--- SUPPLIED PASSAGE ---
After the inspection

We continued to seek clarification from the provider to validate evidence found. We looked at training data and quality assurance records.

Overall inspection

Requires improvement

Updated 5 January 2022

About the service

148 Hornsey Lane provides accommodation and personal care to people with long-term mental health needs. The service accommodates 12 people across three floors. At the time of our inspection there were 11 people using the service.

People’s experience of using this service and what we found

During this inspection we found that the management team needed to improve the oversight of the service provision. The provider needed to ensure that all aspects of the service were regularly and effectively monitored and that the service was provided in line with the current government guidelines and legislation.

We found improvements had been made in relation to the infection prevention and control, risk assessment, management of medicines and staffing. There remained some areas of improvement still to be achieved in seeking feedback from people and relatives.

People were supported to have maximum choice and control of their lives and staff supported them in the least restrictive way possible and in their best interests; the policies and systems in the service supported this practice.

People and relatives said people usually felt happy and safe at the service. We received concerns about how safe the home was in keeping people safe for visitors bringing in COVID-19 and how much information was shared with relatives. External health and social care professionals said that staffing had been a concern due to staff turnover and that some people’s mental health should be able to be responded to in house rather than seeking community mental health colleague’s advice.

The recruitment procedures for staff employed directly by the provider, and from external staff agencies were now safe as, not least for externally recruited staff, the provider was verifying staff background checks. Staff we spoke with understood their role in safeguarding people from harm from others. There were appropriate accidents and incidents procedures in place.

The registered manager understood their legal responsibility around being open and honest with people when something goes wrong and notifying the CQC about significant events at the service. However, we were concerned that a significant event that had happened a few days prior to our visit was not mentioned to us when we were at the home. This had been raised by a senior manager the following day and CQC had been notified via CQC’s notification system.

For more details, please see the full report which is on the CQC website at www.cqc.org.uk

Rating at last inspection

The last rating for this service was requires improvement (published 8 January 2021). The service remains rated requires improvement. This service has been rated requires improvement for the last two consecutive inspections.

The provider completed an action plan after the last inspection to show what they would do and by when to improve to comply with a warning notice. The warning notice had been issued in relation to infection prevention and control. Our previous inspection also found breaches of regulation 12 in respect of risk assessments, fire safety and medicines. There were also breaches of regulation 17 regarding good governance and regulation 18 in respect of staffing.

At this inspection we found improvements had been made and the provider was no longer in breach of regulations and had complied with the warning notice.

Why we inspected

The inspection was prompted to follow up on compliance with the warning notice that had been issued after our inspection in November 2020. A decision was made for us to inspect and examine this and the previous breaches of regulation.

The inspection was prompted in part due to concerns received about protecting people from COVID-19, information sharing, treating people with dignity and respect, staff turnover and managing people’s mental health issues. A decision was made for us to inspect and examine those risks.

We have found evidence that the provider had made improvements but they also acknowledged that more could be done.

The overall rating for the service has not changed from requires improvement. This is based on the findings at this inspection.

Follow up

We will work alongside the provider and local authority to monitor progress.

--- RECORDS SHOWN ---

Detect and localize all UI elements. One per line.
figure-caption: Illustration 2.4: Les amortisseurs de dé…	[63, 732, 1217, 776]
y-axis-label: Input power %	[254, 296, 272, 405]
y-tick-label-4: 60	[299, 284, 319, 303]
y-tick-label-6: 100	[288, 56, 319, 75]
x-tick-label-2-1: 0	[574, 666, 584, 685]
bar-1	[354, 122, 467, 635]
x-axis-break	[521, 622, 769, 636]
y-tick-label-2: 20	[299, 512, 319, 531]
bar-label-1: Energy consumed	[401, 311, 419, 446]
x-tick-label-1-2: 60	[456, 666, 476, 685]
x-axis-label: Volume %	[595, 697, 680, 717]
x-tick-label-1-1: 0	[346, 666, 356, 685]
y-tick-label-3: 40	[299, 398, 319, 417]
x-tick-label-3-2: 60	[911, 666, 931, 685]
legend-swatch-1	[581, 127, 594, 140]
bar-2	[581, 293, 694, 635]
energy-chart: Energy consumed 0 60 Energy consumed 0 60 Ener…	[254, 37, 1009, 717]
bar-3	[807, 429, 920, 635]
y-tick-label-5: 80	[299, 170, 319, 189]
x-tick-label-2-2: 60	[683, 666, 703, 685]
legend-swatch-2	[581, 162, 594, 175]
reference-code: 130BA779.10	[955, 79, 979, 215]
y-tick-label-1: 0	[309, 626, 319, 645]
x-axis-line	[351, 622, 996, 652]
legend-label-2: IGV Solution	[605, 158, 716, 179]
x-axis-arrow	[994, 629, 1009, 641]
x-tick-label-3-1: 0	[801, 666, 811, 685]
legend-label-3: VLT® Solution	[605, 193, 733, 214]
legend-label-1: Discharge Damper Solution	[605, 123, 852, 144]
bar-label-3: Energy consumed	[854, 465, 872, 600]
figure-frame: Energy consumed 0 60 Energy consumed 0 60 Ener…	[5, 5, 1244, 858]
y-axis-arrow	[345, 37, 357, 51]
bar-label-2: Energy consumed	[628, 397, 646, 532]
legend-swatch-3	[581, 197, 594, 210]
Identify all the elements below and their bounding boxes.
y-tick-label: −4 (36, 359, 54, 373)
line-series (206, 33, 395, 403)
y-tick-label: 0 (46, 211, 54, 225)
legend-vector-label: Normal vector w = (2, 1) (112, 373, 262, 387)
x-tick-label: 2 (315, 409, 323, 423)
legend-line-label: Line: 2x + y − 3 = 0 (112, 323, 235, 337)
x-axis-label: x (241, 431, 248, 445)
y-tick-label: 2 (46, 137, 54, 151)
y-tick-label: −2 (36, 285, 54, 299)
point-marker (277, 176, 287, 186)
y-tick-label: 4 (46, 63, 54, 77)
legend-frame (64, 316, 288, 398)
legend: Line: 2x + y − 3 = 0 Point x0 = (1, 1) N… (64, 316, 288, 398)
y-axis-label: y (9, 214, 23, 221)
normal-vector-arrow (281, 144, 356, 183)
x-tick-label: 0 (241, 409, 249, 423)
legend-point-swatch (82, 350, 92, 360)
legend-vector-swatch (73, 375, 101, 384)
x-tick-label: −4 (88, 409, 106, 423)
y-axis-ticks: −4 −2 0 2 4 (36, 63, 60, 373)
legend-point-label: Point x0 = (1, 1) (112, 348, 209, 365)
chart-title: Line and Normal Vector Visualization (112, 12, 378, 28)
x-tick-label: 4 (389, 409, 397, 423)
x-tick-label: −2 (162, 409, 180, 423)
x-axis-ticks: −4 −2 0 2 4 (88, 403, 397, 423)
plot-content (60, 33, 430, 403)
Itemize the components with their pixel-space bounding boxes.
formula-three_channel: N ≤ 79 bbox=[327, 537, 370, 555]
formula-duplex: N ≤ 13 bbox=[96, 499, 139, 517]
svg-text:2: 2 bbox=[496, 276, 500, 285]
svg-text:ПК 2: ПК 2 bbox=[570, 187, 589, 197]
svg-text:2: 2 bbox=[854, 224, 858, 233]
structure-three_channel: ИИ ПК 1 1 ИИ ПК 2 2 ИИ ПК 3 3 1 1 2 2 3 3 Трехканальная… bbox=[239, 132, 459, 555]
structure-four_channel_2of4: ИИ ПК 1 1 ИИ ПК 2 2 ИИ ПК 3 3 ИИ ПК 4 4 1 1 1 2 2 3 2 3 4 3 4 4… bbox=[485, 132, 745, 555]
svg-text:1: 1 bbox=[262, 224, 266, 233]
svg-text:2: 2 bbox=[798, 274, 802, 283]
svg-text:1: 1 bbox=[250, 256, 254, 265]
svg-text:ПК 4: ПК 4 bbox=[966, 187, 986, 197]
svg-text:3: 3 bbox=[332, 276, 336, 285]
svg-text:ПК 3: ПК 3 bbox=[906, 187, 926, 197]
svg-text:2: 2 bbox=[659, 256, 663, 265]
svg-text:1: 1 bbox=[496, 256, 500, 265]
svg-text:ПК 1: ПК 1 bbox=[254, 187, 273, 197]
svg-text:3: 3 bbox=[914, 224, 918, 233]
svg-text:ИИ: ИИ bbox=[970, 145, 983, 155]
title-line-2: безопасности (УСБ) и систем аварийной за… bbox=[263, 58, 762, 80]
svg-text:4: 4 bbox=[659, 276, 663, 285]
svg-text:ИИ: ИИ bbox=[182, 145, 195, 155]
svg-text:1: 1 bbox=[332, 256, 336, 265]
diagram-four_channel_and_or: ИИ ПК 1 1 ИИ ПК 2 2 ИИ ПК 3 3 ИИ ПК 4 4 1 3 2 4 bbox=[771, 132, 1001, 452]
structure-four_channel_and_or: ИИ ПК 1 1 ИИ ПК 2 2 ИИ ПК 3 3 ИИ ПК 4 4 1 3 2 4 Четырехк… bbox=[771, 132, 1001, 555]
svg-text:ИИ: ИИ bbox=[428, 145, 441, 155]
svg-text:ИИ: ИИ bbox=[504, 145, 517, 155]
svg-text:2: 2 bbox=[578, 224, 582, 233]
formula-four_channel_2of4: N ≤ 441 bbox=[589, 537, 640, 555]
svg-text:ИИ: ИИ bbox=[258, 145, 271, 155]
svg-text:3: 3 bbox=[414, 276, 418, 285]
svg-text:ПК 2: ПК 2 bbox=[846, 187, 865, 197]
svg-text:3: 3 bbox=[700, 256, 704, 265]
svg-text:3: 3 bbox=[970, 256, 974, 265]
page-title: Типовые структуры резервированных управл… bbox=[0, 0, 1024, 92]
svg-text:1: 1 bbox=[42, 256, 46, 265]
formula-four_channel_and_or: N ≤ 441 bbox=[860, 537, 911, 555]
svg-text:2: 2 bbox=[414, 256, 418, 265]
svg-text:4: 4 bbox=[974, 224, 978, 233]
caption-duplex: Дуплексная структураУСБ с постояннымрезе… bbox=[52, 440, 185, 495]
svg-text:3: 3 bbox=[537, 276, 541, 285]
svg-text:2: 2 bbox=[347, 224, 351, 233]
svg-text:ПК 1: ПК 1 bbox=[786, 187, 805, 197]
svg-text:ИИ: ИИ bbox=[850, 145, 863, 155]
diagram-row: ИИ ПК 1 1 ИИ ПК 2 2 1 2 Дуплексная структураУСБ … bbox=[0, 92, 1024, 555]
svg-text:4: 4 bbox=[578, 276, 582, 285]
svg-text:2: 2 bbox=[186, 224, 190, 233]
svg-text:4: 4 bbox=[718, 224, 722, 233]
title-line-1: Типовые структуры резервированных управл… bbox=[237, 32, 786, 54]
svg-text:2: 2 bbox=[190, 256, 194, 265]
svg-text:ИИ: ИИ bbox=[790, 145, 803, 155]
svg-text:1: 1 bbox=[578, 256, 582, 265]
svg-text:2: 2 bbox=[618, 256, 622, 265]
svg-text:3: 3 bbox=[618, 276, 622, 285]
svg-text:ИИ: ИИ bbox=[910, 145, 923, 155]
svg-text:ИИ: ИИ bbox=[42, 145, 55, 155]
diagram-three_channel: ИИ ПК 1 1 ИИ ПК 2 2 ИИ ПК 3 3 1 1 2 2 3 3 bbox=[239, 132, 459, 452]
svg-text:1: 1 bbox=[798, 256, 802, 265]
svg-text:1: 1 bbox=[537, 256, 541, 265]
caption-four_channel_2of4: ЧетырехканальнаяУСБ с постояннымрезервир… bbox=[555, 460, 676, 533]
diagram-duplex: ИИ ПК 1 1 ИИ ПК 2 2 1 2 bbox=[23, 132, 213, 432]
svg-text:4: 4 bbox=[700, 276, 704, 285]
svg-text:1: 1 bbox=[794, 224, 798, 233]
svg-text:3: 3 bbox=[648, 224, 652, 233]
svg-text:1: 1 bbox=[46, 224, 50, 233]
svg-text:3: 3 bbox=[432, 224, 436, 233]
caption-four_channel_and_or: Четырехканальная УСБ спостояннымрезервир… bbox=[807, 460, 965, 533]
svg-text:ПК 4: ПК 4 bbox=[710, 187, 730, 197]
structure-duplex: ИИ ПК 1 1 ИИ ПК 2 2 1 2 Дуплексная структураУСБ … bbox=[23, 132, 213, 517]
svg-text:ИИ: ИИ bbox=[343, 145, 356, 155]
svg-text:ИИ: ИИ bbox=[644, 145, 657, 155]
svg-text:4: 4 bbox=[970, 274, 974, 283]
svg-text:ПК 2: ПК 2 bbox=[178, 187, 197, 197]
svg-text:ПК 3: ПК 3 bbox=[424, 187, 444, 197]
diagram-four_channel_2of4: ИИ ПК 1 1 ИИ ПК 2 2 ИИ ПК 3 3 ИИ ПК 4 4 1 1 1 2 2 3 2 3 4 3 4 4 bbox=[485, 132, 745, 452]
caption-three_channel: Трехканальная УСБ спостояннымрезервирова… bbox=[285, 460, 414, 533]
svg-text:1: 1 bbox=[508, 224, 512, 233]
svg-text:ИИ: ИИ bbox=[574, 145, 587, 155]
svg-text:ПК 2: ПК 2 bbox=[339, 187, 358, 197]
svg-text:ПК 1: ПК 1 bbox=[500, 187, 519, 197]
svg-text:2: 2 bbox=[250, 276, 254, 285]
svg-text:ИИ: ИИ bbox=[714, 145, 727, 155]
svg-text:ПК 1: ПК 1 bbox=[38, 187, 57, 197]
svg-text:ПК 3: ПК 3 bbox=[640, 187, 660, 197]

--- TO DO ---
A: In the inspection report, how many people were using the service at the time of the inspection?
B: Reproduce the inspection report, starting at the words "We found improvements had been made in" and stopping after "supported this practice.".

--- SOLVED TASKS ---
A: 11 people.

B:
We found improvements had been made in relation to the infection prevention and control, risk assessment, management of medicines and staffing. There remained some areas of improvement still to be achieved in seeking feedback from people and relatives.

People were supported to have maximum choice and control of their lives and staff supported them in the least restrictive way possible and in their best interests; the policies and systems in the service supported this practice.